__Written task__.
Give back all the data exactly, line by line.
--- Start of Given records ---
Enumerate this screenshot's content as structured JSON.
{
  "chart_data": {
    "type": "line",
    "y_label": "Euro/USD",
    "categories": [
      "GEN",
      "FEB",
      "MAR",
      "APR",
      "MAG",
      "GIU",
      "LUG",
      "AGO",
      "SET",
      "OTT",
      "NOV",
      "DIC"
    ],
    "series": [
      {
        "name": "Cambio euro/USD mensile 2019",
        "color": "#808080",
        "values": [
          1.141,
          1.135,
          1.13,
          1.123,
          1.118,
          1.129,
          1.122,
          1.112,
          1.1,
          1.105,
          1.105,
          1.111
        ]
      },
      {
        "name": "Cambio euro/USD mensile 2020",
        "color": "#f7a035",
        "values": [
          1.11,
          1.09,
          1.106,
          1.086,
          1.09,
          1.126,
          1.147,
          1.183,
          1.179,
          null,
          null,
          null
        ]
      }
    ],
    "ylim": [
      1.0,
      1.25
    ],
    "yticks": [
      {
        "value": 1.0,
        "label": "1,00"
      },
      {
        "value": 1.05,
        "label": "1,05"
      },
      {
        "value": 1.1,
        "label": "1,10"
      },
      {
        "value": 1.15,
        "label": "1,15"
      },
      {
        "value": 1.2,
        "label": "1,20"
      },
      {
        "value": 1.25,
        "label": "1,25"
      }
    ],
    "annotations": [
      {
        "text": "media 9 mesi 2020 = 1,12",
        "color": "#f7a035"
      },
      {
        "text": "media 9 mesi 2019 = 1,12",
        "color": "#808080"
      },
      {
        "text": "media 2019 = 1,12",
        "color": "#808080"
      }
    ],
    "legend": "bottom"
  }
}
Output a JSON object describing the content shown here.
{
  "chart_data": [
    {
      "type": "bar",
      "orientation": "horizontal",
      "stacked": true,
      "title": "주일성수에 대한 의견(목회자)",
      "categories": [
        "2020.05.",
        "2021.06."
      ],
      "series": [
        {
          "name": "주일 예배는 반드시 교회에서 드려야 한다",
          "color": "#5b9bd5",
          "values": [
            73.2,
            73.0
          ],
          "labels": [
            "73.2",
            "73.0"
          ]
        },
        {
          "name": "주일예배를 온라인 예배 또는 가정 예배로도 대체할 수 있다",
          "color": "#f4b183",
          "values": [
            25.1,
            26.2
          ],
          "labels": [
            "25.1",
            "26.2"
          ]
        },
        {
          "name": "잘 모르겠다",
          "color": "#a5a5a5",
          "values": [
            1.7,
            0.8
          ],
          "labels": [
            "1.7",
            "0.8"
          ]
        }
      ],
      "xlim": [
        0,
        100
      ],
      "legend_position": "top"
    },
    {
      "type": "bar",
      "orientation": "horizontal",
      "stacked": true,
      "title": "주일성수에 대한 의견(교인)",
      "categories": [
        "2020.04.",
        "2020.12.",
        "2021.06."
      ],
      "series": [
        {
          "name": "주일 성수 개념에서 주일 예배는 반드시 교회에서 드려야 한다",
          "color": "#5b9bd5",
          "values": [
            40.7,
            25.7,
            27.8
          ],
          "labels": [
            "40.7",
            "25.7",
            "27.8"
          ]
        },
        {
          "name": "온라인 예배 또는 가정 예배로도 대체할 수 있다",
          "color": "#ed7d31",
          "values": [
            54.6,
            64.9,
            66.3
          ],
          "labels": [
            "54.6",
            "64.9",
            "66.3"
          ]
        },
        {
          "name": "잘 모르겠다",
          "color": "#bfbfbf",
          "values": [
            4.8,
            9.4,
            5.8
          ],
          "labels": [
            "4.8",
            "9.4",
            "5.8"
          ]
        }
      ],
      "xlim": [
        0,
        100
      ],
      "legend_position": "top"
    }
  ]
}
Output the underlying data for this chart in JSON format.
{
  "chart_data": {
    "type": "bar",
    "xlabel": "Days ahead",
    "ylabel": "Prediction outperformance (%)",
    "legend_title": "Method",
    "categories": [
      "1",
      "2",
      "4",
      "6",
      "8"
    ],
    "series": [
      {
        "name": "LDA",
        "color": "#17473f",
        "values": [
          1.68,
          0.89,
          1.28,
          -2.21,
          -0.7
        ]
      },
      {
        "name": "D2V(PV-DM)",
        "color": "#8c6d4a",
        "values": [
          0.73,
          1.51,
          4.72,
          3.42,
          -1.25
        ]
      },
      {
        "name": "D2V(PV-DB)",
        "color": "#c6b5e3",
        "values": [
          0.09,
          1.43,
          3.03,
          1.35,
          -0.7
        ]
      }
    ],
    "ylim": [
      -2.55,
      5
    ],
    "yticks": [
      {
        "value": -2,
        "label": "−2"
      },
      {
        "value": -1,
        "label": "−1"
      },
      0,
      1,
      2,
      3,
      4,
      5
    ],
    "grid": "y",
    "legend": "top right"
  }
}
--- End of Given records ---
__Solution for this task__.
Enumerate this screenshot's content as structured JSON.
{
  "chart_data": {
    "type": "line",
    "y_label": "Euro/USD",
    "categories": [
      "GEN",
      "FEB",
      "MAR",
      "APR",
      "MAG",
      "GIU",
      "LUG",
      "AGO",
      "SET",
      "OTT",
      "NOV",
      "DIC"
    ],
    "series": [
      {
        "name": "Cambio euro/USD mensile 2019",
        "color": "#808080",
        "values": [
          1.141,
          1.135,
          1.13,
          1.123,
          1.118,
          1.129,
          1.122,
          1.112,
          1.1,
          1.105,
          1.105,
          1.111
        ]
      },
      {
        "name": "Cambio euro/USD mensile 2020",
        "color": "#f7a035",
        "values": [
          1.11,
          1.09,
          1.106,
          1.086,
          1.09,
          1.126,
          1.147,
          1.183,
          1.179,
          null,
          null,
          null
        ]
      }
    ],
    "ylim": [
      1.0,
      1.25
    ],
    "yticks": [
      {
        "value": 1.0,
        "label": "1,00"
      },
      {
        "value": 1.05,
        "label": "1,05"
      },
      {
        "value": 1.1,
        "label": "1,10"
      },
      {
        "value": 1.15,
        "label": "1,15"
      },
      {
        "value": 1.2,
        "label": "1,20"
      },
      {
        "value": 1.25,
        "label": "1,25"
      }
    ],
    "annotations": [
      {
        "text": "media 9 mesi 2020 = 1,12",
        "color": "#f7a035"
      },
      {
        "text": "media 9 mesi 2019 = 1,12",
        "color": "#808080"
      },
      {
        "text": "media 2019 = 1,12",
        "color": "#808080"
      }
    ],
    "legend": "bottom"
  }
}
Output a JSON object describing the content shown here.
{
  "chart_data": [
    {
      "type": "bar",
      "orientation": "horizontal",
      "stacked": true,
      "title": "주일성수에 대한 의견(목회자)",
      "categories": [
        "2020.05.",
        "2021.06."
      ],
      "series": [
        {
          "name": "주일 예배는 반드시 교회에서 드려야 한다",
          "color": "#5b9bd5",
          "values": [
            73.2,
            73.0
          ],
          "labels": [
            "73.2",
            "73.0"
          ]
        },
        {
          "name": "주일예배를 온라인 예배 또는 가정 예배로도 대체할 수 있다",
          "color": "#f4b183",
          "values": [
            25.1,
            26.2
          ],
          "labels": [
            "25.1",
            "26.2"
          ]
        },
        {
          "name": "잘 모르겠다",
          "color": "#a5a5a5",
          "values": [
            1.7,
            0.8
          ],
          "labels": [
            "1.7",
            "0.8"
          ]
        }
      ],
      "xlim": [
        0,
        100
      ],
      "legend_position": "top"
    },
    {
      "type": "bar",
      "orientation": "horizontal",
      "stacked": true,
      "title": "주일성수에 대한 의견(교인)",
      "categories": [
        "2020.04.",
        "2020.12.",
        "2021.06."
      ],
      "series": [
        {
          "name": "주일 성수 개념에서 주일 예배는 반드시 교회에서 드려야 한다",
          "color": "#5b9bd5",
          "values": [
            40.7,
            25.7,
            27.8
          ],
          "labels": [
            "40.7",
            "25.7",
            "27.8"
          ]
        },
        {
          "name": "온라인 예배 또는 가정 예배로도 대체할 수 있다",
          "color": "#ed7d31",
          "values": [
            54.6,
            64.9,
            66.3
          ],
          "labels": [
            "54.6",
            "64.9",
            "66.3"
          ]
        },
        {
          "name": "잘 모르겠다",
          "color": "#bfbfbf",
          "values": [
            4.8,
            9.4,
            5.8
          ],
          "labels": [
            "4.8",
            "9.4",
            "5.8"
          ]
        }
      ],
      "xlim": [
        0,
        100
      ],
      "legend_position": "top"
    }
  ]
}
Output the underlying data for this chart in JSON format.
{
  "chart_data": {
    "type": "bar",
    "xlabel": "Days ahead",
    "ylabel": "Prediction outperformance (%)",
    "legend_title": "Method",
    "categories": [
      "1",
      "2",
      "4",
      "6",
      "8"
    ],
    "series": [
      {
        "name": "LDA",
        "color": "#17473f",
        "values": [
          1.68,
          0.89,
          1.28,
          -2.21,
          -0.7
        ]
      },
      {
        "name": "D2V(PV-DM)",
        "color": "#8c6d4a",
        "values": [
          0.73,
          1.51,
          4.72,
          3.42,
          -1.25
        ]
      },
      {
        "name": "D2V(PV-DB)",
        "color": "#c6b5e3",
        "values": [
          0.09,
          1.43,
          3.03,
          1.35,
          -0.7
        ]
      }
    ],
    "ylim": [
      -2.55,
      5
    ],
    "yticks": [
      {
        "value": -2,
        "label": "−2"
      },
      {
        "value": -1,
        "label": "−1"
      },
      0,
      1,
      2,
      3,
      4,
      5
    ],
    "grid": "y",
    "legend": "top right"
  }
}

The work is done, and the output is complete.